▶ _STATED GOAL_: Repeat each line of the material exactly.

::::

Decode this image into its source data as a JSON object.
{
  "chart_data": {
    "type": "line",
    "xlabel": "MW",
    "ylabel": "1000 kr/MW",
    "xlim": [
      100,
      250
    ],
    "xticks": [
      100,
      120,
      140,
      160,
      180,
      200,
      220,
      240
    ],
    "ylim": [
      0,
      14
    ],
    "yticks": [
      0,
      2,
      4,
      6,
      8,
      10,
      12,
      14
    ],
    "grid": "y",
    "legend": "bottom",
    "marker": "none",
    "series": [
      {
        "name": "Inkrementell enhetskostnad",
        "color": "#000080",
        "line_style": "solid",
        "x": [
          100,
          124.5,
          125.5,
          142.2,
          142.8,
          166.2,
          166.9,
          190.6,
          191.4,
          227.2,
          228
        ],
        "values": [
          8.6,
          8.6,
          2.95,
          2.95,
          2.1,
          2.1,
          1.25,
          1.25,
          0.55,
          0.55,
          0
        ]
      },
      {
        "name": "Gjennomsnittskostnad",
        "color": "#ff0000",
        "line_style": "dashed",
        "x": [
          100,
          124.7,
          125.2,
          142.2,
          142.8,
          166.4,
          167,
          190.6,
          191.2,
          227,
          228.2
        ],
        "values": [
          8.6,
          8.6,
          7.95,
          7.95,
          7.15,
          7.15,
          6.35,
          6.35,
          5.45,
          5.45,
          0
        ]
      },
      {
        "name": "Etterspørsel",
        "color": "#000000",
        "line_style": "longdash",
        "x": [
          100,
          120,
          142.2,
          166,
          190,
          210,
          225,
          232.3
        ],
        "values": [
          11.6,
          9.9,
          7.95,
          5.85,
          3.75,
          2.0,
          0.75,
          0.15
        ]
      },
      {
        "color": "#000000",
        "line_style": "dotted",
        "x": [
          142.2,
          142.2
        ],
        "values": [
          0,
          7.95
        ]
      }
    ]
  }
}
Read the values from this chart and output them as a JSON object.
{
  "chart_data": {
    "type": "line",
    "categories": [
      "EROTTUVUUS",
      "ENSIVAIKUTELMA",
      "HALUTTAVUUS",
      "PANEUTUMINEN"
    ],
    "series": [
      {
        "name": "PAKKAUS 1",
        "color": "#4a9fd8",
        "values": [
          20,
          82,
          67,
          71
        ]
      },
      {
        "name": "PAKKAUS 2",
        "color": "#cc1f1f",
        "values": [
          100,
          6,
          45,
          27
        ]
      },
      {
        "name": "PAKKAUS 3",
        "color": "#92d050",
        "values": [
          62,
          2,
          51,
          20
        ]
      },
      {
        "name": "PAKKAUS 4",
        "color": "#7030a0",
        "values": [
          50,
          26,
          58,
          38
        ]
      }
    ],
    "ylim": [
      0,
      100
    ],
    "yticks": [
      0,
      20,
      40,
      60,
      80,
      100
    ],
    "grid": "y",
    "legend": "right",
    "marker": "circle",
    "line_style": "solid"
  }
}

::::

▶ _WRITTEN SOLUTION_:
Decode this image into its source data as a JSON object.
{
  "chart_data": {
    "type": "line",
    "xlabel": "MW",
    "ylabel": "1000 kr/MW",
    "xlim": [
      100,
      250
    ],
    "xticks": [
      100,
      120,
      140,
      160,
      180,
      200,
      220,
      240
    ],
    "ylim": [
      0,
      14
    ],
    "yticks": [
      0,
      2,
      4,
      6,
      8,
      10,
      12,
      14
    ],
    "grid": "y",
    "legend": "bottom",
    "marker": "none",
    "series": [
      {
        "name": "Inkrementell enhetskostnad",
        "color": "#000080",
        "line_style": "solid",
        "x": [
          100,
          124.5,
          125.5,
          142.2,
          142.8,
          166.2,
          166.9,
          190.6,
          191.4,
          227.2,
          228
        ],
        "values": [
          8.6,
          8.6,
          2.95,
          2.95,
          2.1,
          2.1,
          1.25,
          1.25,
          0.55,
          0.55,
          0
        ]
      },
      {
        "name": "Gjennomsnittskostnad",
        "color": "#ff0000",
        "line_style": "dashed",
        "x": [
          100,
          124.7,
          125.2,
          142.2,
          142.8,
          166.4,
          167,
          190.6,
          191.2,
          227,
          228.2
        ],
        "values": [
          8.6,
          8.6,
          7.95,
          7.95,
          7.15,
          7.15,
          6.35,
          6.35,
          5.45,
          5.45,
          0
        ]
      },
      {
        "name": "Etterspørsel",
        "color": "#000000",
        "line_style": "longdash",
        "x": [
          100,
          120,
          142.2,
          166,
          190,
          210,
          225,
          232.3
        ],
        "values": [
          11.6,
          9.9,
          7.95,
          5.85,
          3.75,
          2.0,
          0.75,
          0.15
        ]
      },
      {
        "color": "#000000",
        "line_style": "dotted",
        "x": [
          142.2,
          142.2
        ],
        "values": [
          0,
          7.95
        ]
      }
    ]
  }
}
Read the values from this chart and output them as a JSON object.
{
  "chart_data": {
    "type": "line",
    "categories": [
      "EROTTUVUUS",
      "ENSIVAIKUTELMA",
      "HALUTTAVUUS",
      "PANEUTUMINEN"
    ],
    "series": [
      {
        "name": "PAKKAUS 1",
        "color": "#4a9fd8",
        "values": [
          20,
          82,
          67,
          71
        ]
      },
      {
        "name": "PAKKAUS 2",
        "color": "#cc1f1f",
        "values": [
          100,
          6,
          45,
          27
        ]
      },
      {
        "name": "PAKKAUS 3",
        "color": "#92d050",
        "values": [
          62,
          2,
          51,
          20
        ]
      },
      {
        "name": "PAKKAUS 4",
        "color": "#7030a0",
        "values": [
          50,
          26,
          58,
          38
        ]
      }
    ],
    "ylim": [
      0,
      100
    ],
    "yticks": [
      0,
      20,
      40,
      60,
      80,
      100
    ],
    "grid": "y",
    "legend": "right",
    "marker": "circle",
    "line_style": "solid"
  }
}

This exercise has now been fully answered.